Given request: Write out the material exactly, without any of its pictures.
**** Supplied information
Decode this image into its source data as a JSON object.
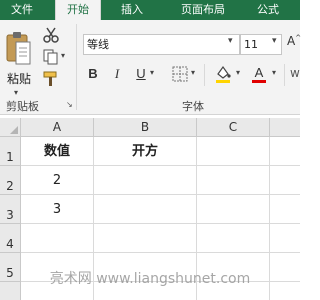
{
  "ribbon_tabs": [
    "文件",
    "开始",
    "插入",
    "页面布局",
    "公式"
  ],
  "active_tab": "开始",
  "clipboard": {
    "paste_label": "粘贴",
    "group_label": "剪贴板"
  },
  "font": {
    "name": "等线",
    "size": "11",
    "bold": "B",
    "italic": "I",
    "underline": "U",
    "group_label": "字体",
    "fill_color": "#ffd400",
    "font_color": "#e00000"
  },
  "sheet": {
    "columns": [
      "A",
      "B",
      "C"
    ],
    "rows": [
      "1",
      "2",
      "3",
      "4",
      "5"
    ],
    "cells": [
      [
        "数值",
        "开方",
        ""
      ],
      [
        "2",
        "",
        ""
      ],
      [
        "3",
        "",
        ""
      ],
      [
        "",
        "",
        ""
      ],
      [
        "",
        "",
        ""
      ]
    ]
  },
  "watermark": "亮术网 www.liangshunet.com",
  "colors": {
    "brand": "#217346"
  }
}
********
Reply:
Decode this image into its source data as a JSON object.
{
  "ribbon_tabs": [
    "文件",
    "开始",
    "插入",
    "页面布局",
    "公式"
  ],
  "active_tab": "开始",
  "clipboard": {
    "paste_label": "粘贴",
    "group_label": "剪贴板"
  },
  "font": {
    "name": "等线",
    "size": "11",
    "bold": "B",
    "italic": "I",
    "underline": "U",
    "group_label": "字体",
    "fill_color": "#ffd400",
    "font_color": "#e00000"
  },
  "sheet": {
    "columns": [
      "A",
      "B",
      "C"
    ],
    "rows": [
      "1",
      "2",
      "3",
      "4",
      "5"
    ],
    "cells": [
      [
        "数值",
        "开方",
        ""
      ],
      [
        "2",
        "",
        ""
      ],
      [
        "3",
        "",
        ""
      ],
      [
        "",
        "",
        ""
      ],
      [
        "",
        "",
        ""
      ]
    ]
  },
  "watermark": "亮术网 www.liangshunet.com",
  "colors": {
    "brand": "#217346"
  }
}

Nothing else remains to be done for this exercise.